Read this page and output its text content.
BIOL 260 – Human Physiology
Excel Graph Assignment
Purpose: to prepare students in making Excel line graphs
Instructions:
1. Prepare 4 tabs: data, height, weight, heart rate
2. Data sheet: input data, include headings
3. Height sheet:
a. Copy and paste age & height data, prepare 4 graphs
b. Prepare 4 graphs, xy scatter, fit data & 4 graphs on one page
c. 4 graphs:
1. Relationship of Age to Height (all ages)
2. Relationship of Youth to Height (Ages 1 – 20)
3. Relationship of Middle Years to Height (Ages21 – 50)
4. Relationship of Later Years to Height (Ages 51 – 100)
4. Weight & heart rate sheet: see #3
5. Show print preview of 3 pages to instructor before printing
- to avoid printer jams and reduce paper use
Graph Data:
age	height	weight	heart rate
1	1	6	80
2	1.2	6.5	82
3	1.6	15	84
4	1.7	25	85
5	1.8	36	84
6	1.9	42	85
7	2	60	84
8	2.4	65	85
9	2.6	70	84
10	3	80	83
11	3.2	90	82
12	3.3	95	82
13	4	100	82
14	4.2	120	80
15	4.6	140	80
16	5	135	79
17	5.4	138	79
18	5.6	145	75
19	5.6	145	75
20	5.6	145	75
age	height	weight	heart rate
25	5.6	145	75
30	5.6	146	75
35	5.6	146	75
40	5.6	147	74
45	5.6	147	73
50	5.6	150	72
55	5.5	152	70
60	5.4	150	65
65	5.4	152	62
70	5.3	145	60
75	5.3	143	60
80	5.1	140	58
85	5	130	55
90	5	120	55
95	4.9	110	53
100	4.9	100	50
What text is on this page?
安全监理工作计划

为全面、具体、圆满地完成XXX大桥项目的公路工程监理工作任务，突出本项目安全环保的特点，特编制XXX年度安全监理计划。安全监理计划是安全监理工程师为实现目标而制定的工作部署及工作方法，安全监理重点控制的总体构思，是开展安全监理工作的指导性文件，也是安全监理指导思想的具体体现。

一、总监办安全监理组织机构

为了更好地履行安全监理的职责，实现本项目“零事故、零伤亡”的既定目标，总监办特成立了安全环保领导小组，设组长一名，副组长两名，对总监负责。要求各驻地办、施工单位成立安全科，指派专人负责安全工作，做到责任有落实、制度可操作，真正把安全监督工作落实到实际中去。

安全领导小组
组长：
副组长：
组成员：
----
Using the listing above, please repeat every entry exactly.

→ Finished answer:
Read this page and output its text content.
BIOL 260 – Human Physiology
Excel Graph Assignment
Purpose: to prepare students in making Excel line graphs
Instructions:
1. Prepare 4 tabs: data, height, weight, heart rate
2. Data sheet: input data, include headings
3. Height sheet:
a. Copy and paste age & height data, prepare 4 graphs
b. Prepare 4 graphs, xy scatter, fit data & 4 graphs on one page
c. 4 graphs:
1. Relationship of Age to Height (all ages)
2. Relationship of Youth to Height (Ages 1 – 20)
3. Relationship of Middle Years to Height (Ages21 – 50)
4. Relationship of Later Years to Height (Ages 51 – 100)
4. Weight & heart rate sheet: see #3
5. Show print preview of 3 pages to instructor before printing
- to avoid printer jams and reduce paper use
Graph Data:
age	height	weight	heart rate
1	1	6	80
2	1.2	6.5	82
3	1.6	15	84
4	1.7	25	85
5	1.8	36	84
6	1.9	42	85
7	2	60	84
8	2.4	65	85
9	2.6	70	84
10	3	80	83
11	3.2	90	82
12	3.3	95	82
13	4	100	82
14	4.2	120	80
15	4.6	140	80
16	5	135	79
17	5.4	138	79
18	5.6	145	75
19	5.6	145	75
20	5.6	145	75
age	height	weight	heart rate
25	5.6	145	75
30	5.6	146	75
35	5.6	146	75
40	5.6	147	74
45	5.6	147	73
50	5.6	150	72
55	5.5	152	70
60	5.4	150	65
65	5.4	152	62
70	5.3	145	60
75	5.3	143	60
80	5.1	140	58
85	5	130	55
90	5	120	55
95	4.9	110	53
100	4.9	100	50
What text is on this page?
安全监理工作计划

为全面、具体、圆满地完成XXX大桥项目的公路工程监理工作任务，突出本项目安全环保的特点，特编制XXX年度安全监理计划。安全监理计划是安全监理工程师为实现目标而制定的工作部署及工作方法，安全监理重点控制的总体构思，是开展安全监理工作的指导性文件，也是安全监理指导思想的具体体现。

一、总监办安全监理组织机构

为了更好地履行安全监理的职责，实现本项目“零事故、零伤亡”的既定目标，总监办特成立了安全环保领导小组，设组长一名，副组长两名，对总监负责。要求各驻地办、施工单位成立安全科，指派专人负责安全工作，做到责任有落实、制度可操作，真正把安全监督工作落实到实际中去。

安全领导小组
组长：
副组长：
组成员：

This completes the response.